Aim of the task:
In the forum thread about working 19.5 hours a week, how many days a week does kierank say they work?

# Working 19.5 hours a week.. Entitled to any social welfare too?



## kierank (14 Jan 2007)

Hi, 

I have been working whilst going to full-time college for the last couple of years. I have then worked full-time for the last few summers in the same job. however, this summer It is doubtful that any more than the 19.5 hours are available and i will also be finished college.. Im wondering am i entitled to claim any social welfare even though i am working part-time hours??

Thanks in advance!!


----------



## dave28 (14 Jan 2007)

*Re: Working 19.5 hours a week.. Entitled to any social welfare too??*

i think the criteria is that you are AVAILABLE for work for the rest of your week : for instance , if you work 3 hrs, 5 days per week , you wouldnt qualify for SW because you are unavailable all week. However, if you work 2 - 3 days, you are available for the remainder of the week. I think im right but im not 100% certain


----------



## bond-007 (15 Jan 2007)

*Re: Working 19.5 hours a week.. Entitled to any social welfare too??*

That is correct dave28.


----------



## kierank (18 Jan 2007)

*Re: Working 19.5 hours a week.. Entitled to any social welfare too??*

Thanks guys.. I work 2 days a week 19.5 hours in total.. If there are no extra hours available for me to work as i am a job sharer and there is no full time positions available am i entitled to claim any supplementry welfare for the rest of the week??

Record set:
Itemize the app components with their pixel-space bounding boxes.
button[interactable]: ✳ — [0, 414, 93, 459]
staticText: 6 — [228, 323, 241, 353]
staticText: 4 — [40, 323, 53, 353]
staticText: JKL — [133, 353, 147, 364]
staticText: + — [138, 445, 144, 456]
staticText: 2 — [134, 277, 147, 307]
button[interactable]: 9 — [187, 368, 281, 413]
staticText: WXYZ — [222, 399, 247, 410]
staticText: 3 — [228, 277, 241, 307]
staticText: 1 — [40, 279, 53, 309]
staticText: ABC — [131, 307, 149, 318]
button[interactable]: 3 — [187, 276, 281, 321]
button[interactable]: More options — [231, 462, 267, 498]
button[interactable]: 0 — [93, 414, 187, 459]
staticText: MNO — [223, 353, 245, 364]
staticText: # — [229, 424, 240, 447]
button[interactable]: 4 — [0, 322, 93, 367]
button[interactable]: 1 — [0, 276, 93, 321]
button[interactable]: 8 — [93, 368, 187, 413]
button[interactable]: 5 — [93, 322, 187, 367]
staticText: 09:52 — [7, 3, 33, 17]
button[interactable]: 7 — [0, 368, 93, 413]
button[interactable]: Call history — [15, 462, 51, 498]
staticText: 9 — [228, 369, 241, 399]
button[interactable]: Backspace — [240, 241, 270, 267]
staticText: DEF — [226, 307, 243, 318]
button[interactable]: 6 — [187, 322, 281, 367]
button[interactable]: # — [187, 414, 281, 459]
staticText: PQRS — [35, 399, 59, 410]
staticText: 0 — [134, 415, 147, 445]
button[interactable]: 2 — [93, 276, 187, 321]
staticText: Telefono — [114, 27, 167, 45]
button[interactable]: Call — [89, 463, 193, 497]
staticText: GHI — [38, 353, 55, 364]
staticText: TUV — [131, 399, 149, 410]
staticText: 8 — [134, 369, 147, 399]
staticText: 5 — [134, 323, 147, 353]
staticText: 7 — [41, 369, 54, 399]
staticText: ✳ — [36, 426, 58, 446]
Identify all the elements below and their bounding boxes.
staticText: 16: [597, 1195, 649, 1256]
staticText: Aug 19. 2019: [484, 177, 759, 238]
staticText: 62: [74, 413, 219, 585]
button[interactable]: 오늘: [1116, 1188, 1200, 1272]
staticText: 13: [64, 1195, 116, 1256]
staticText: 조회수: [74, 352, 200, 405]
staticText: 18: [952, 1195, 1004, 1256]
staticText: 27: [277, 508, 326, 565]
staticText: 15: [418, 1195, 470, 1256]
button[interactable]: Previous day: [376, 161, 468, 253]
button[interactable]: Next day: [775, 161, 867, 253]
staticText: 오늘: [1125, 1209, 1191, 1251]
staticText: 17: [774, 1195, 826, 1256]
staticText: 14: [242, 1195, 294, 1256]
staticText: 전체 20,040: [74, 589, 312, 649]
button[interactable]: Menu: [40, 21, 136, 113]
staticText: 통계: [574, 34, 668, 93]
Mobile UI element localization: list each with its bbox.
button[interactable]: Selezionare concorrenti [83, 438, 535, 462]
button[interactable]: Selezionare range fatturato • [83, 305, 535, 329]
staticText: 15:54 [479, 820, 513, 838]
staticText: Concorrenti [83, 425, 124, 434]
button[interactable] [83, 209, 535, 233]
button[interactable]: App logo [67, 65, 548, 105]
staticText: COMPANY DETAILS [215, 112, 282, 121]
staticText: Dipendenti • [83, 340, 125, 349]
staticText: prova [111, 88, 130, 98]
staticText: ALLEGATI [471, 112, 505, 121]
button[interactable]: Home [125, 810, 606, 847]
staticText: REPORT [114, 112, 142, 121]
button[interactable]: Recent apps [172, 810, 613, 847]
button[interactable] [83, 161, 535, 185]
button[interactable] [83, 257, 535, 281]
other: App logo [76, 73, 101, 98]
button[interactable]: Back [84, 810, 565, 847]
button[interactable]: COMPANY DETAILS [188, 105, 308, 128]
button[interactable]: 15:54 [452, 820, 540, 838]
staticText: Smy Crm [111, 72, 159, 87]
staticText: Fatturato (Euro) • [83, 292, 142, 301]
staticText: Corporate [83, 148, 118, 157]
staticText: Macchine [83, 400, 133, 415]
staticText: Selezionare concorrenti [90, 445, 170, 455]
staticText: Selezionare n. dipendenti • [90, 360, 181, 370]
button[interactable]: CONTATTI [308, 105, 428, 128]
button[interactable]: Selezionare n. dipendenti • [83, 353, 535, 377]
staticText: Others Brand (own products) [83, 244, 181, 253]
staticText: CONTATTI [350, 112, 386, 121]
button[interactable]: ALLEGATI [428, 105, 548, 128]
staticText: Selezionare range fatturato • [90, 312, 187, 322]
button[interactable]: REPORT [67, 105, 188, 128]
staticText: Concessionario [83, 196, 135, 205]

Exercise result:
Two days a week, for 19.5 hours in total.